PROVIDED INFORMATION Block Start
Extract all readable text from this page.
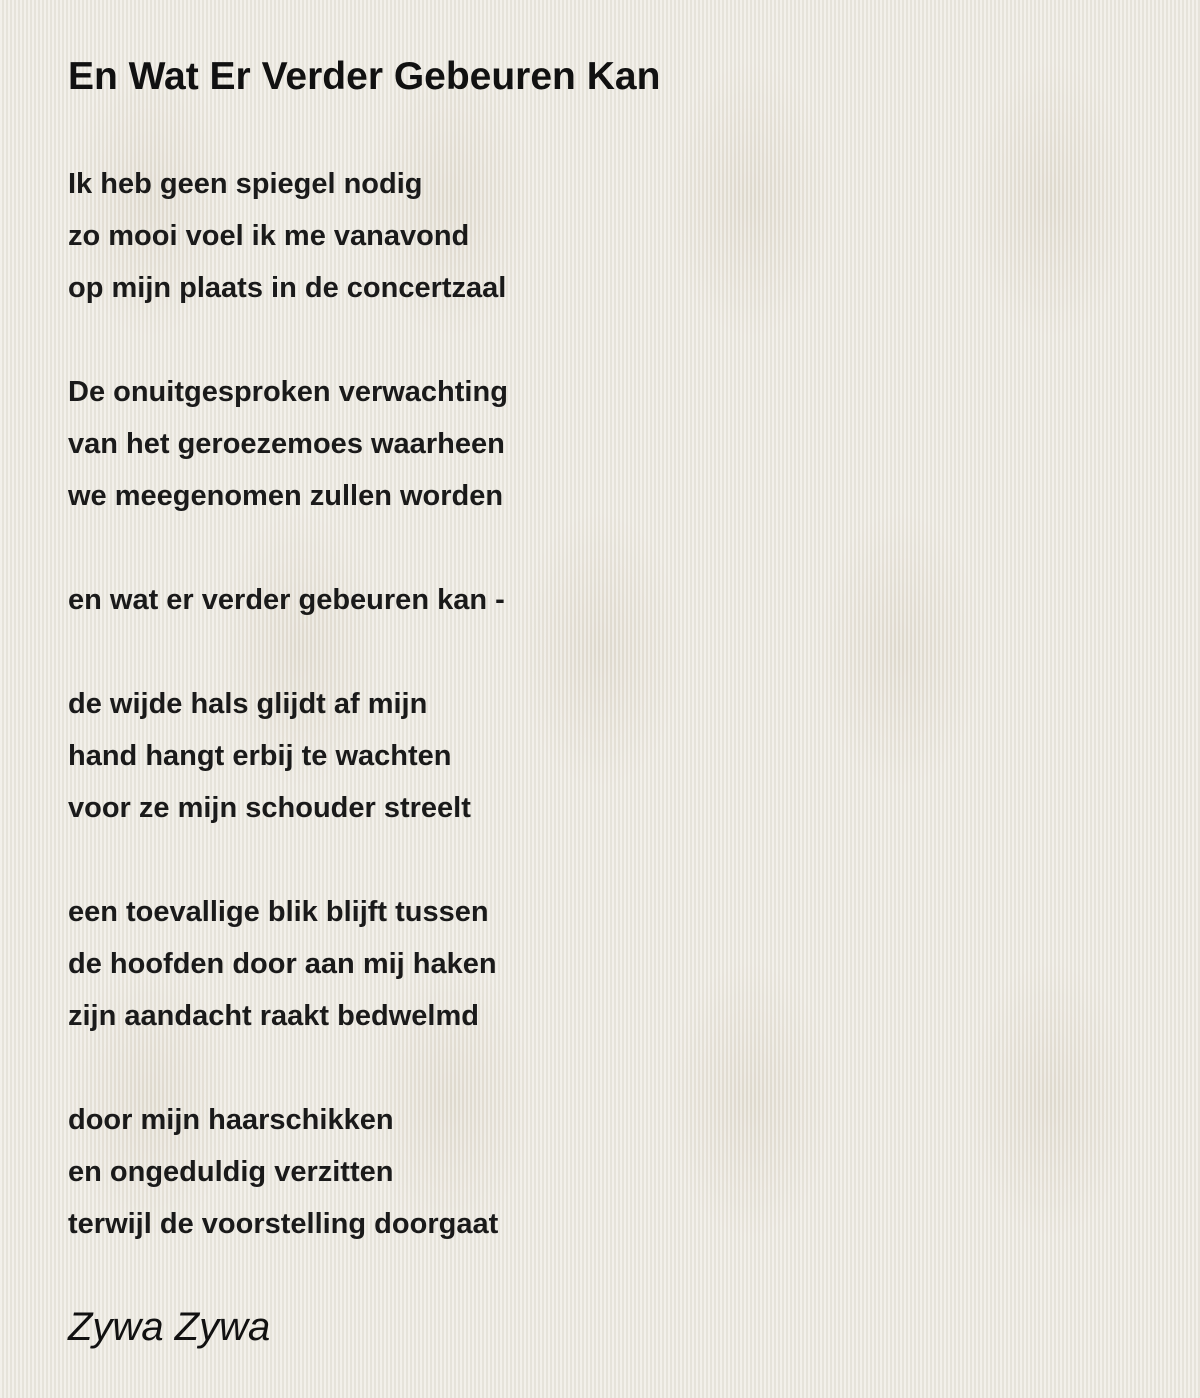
En Wat Er Verder Gebeuren Kan
Ik heb geen spiegel nodig
zo mooi voel ik me vanavond
op mijn plaats in de concertzaal
De onuitgesproken verwachting
van het geroezemoes waarheen
we meegenomen zullen worden
en wat er verder gebeuren kan -
de wijde hals glijdt af mijn
hand hangt erbij te wachten
voor ze mijn schouder streelt
een toevallige blik blijft tussen
de hoofden door aan mij haken
zijn aandacht raakt bedwelmd
door mijn haarschikken
en ongeduldig verzitten
terwijl de voorstelling doorgaat
Zywa Zywa
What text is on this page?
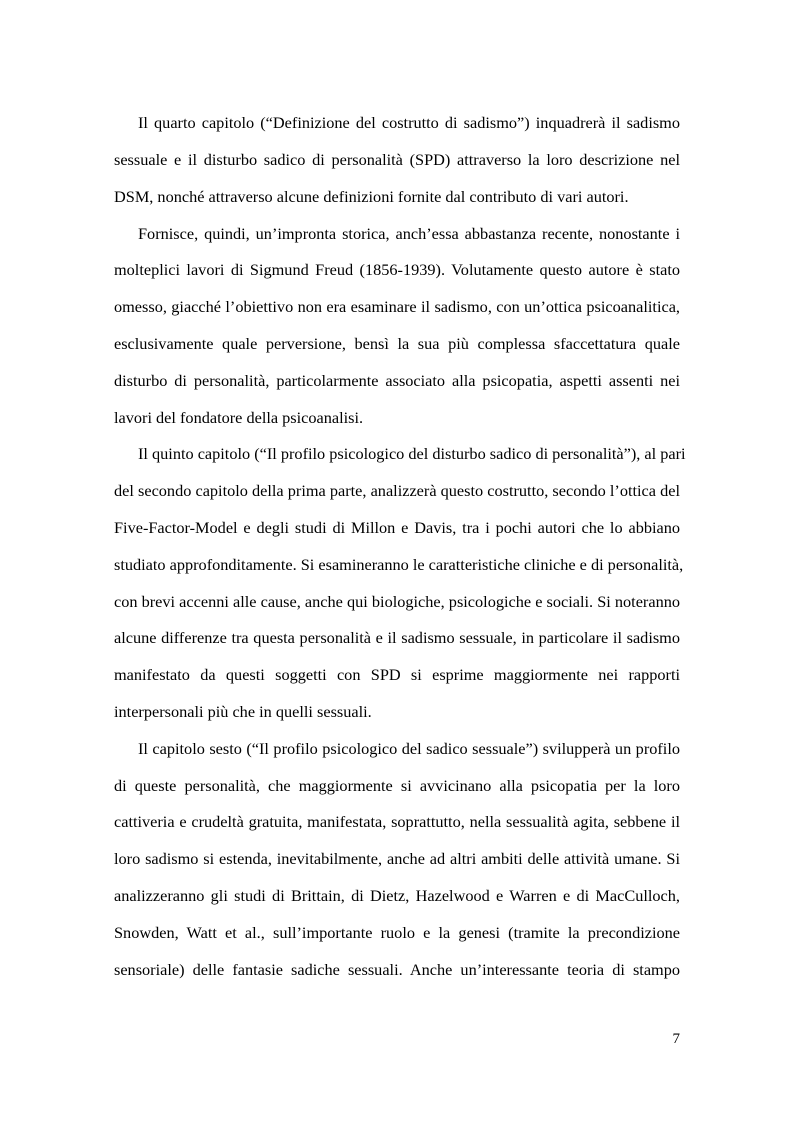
Il quarto capitolo (“Definizione del costrutto di sadismo”) inquadrerà il sadismo
sessuale e il disturbo sadico di personalità (SPD) attraverso la loro descrizione nel
DSM, nonché attraverso alcune definizioni fornite dal contributo di vari autori.
Fornisce, quindi, un’impronta storica, anch’essa abbastanza recente, nonostante i
molteplici lavori di Sigmund Freud (1856-1939). Volutamente questo autore è stato
omesso, giacché l’obiettivo non era esaminare il sadismo, con un’ottica psicoanalitica,
esclusivamente quale perversione, bensì la sua più complessa sfaccettatura quale
disturbo di personalità, particolarmente associato alla psicopatia, aspetti assenti nei
lavori del fondatore della psicoanalisi.
Il quinto capitolo (“Il profilo psicologico del disturbo sadico di personalità”), al pari
del secondo capitolo della prima parte, analizzerà questo costrutto, secondo l’ottica del
Five-Factor-Model e degli studi di Millon e Davis, tra i pochi autori che lo abbiano
studiato approfonditamente. Si esamineranno le caratteristiche cliniche e di personalità,
con brevi accenni alle cause, anche qui biologiche, psicologiche e sociali. Si noteranno
alcune differenze tra questa personalità e il sadismo sessuale, in particolare il sadismo
manifestato da questi soggetti con SPD si esprime maggiormente nei rapporti
interpersonali più che in quelli sessuali.
Il capitolo sesto (“Il profilo psicologico del sadico sessuale”) svilupperà un profilo
di queste personalità, che maggiormente si avvicinano alla psicopatia per la loro
cattiveria e crudeltà gratuita, manifestata, soprattutto, nella sessualità agita, sebbene il
loro sadismo si estenda, inevitabilmente, anche ad altri ambiti delle attività umane. Si
analizzeranno gli studi di Brittain, di Dietz, Hazelwood e Warren e di MacCulloch,
Snowden, Watt et al., sull’importante ruolo e la genesi (tramite la precondizione
sensoriale) delle fantasie sadiche sessuali. Anche un’interessante teoria di stampo
7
PROVIDED INFORMATION Block End
* [EXERCISE DETAILS] Filter the data, keeping only the lines that contain "delle".

* [RESULT BELOW]
loro sadismo si estenda, inevitabilmente, anche ad altri ambiti delle attività umane. Si
sensoriale) delle fantasie sadiche sessuali. Anche un’interessante teoria di stampo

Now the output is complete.